Problem description: All of the data should be output character for character, except the pictures.

Records to use:
+++

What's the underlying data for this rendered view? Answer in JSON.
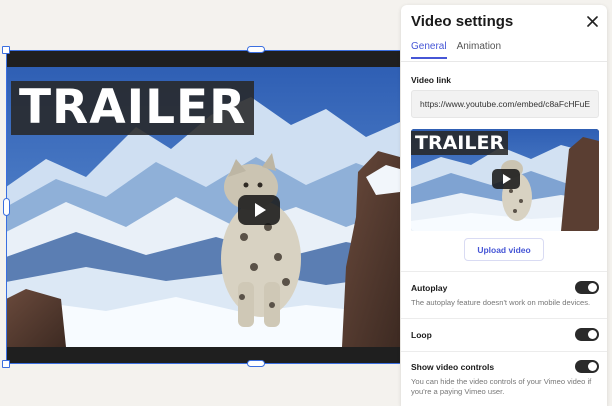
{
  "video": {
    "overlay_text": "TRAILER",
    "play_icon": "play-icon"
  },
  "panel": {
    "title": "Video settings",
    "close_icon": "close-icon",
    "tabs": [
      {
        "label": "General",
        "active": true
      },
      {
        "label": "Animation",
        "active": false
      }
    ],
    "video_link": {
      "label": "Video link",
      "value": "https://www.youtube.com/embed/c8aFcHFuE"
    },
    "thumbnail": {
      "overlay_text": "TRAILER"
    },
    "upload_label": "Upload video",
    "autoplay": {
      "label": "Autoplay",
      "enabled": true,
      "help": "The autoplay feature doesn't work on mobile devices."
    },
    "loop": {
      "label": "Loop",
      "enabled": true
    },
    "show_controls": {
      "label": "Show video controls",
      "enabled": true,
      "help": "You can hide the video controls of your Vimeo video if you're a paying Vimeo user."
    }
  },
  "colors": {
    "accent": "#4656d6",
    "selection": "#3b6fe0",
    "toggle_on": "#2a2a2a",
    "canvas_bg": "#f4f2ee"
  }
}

+++

Solution for this task:
What's the underlying data for this rendered view? Answer in JSON.
{
  "video": {
    "overlay_text": "TRAILER",
    "play_icon": "play-icon"
  },
  "panel": {
    "title": "Video settings",
    "close_icon": "close-icon",
    "tabs": [
      {
        "label": "General",
        "active": true
      },
      {
        "label": "Animation",
        "active": false
      }
    ],
    "video_link": {
      "label": "Video link",
      "value": "https://www.youtube.com/embed/c8aFcHFuE"
    },
    "thumbnail": {
      "overlay_text": "TRAILER"
    },
    "upload_label": "Upload video",
    "autoplay": {
      "label": "Autoplay",
      "enabled": true,
      "help": "The autoplay feature doesn't work on mobile devices."
    },
    "loop": {
      "label": "Loop",
      "enabled": true
    },
    "show_controls": {
      "label": "Show video controls",
      "enabled": true,
      "help": "You can hide the video controls of your Vimeo video if you're a paying Vimeo user."
    }
  },
  "colors": {
    "accent": "#4656d6",
    "selection": "#3b6fe0",
    "toggle_on": "#2a2a2a",
    "canvas_bg": "#f4f2ee"
  }
}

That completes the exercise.